> _What you have to do_: Every entry must be duplicated precisely as written.

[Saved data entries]

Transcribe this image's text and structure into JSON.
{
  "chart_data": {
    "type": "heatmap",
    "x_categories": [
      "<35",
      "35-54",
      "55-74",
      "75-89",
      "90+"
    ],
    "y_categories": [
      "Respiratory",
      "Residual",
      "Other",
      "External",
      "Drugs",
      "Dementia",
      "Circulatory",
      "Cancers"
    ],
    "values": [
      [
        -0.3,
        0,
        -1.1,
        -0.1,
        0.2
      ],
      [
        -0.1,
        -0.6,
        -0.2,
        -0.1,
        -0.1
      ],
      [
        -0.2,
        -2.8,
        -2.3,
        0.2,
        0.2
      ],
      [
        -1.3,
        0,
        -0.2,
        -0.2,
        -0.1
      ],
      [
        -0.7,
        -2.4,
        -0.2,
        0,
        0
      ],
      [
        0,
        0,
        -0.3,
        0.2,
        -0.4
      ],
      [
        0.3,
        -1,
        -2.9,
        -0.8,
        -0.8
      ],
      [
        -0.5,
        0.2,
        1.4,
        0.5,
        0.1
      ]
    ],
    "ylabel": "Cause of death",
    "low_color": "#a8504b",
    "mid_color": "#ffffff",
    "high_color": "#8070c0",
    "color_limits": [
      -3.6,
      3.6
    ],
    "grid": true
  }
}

> _Written reply_:
Transcribe this image's text and structure into JSON.
{
  "chart_data": {
    "type": "heatmap",
    "x_categories": [
      "<35",
      "35-54",
      "55-74",
      "75-89",
      "90+"
    ],
    "y_categories": [
      "Respiratory",
      "Residual",
      "Other",
      "External",
      "Drugs",
      "Dementia",
      "Circulatory",
      "Cancers"
    ],
    "values": [
      [
        -0.3,
        0,
        -1.1,
        -0.1,
        0.2
      ],
      [
        -0.1,
        -0.6,
        -0.2,
        -0.1,
        -0.1
      ],
      [
        -0.2,
        -2.8,
        -2.3,
        0.2,
        0.2
      ],
      [
        -1.3,
        0,
        -0.2,
        -0.2,
        -0.1
      ],
      [
        -0.7,
        -2.4,
        -0.2,
        0,
        0
      ],
      [
        0,
        0,
        -0.3,
        0.2,
        -0.4
      ],
      [
        0.3,
        -1,
        -2.9,
        -0.8,
        -0.8
      ],
      [
        -0.5,
        0.2,
        1.4,
        0.5,
        0.1
      ]
    ],
    "ylabel": "Cause of death",
    "low_color": "#a8504b",
    "mid_color": "#ffffff",
    "high_color": "#8070c0",
    "color_limits": [
      -3.6,
      3.6
    ],
    "grid": true
  }
}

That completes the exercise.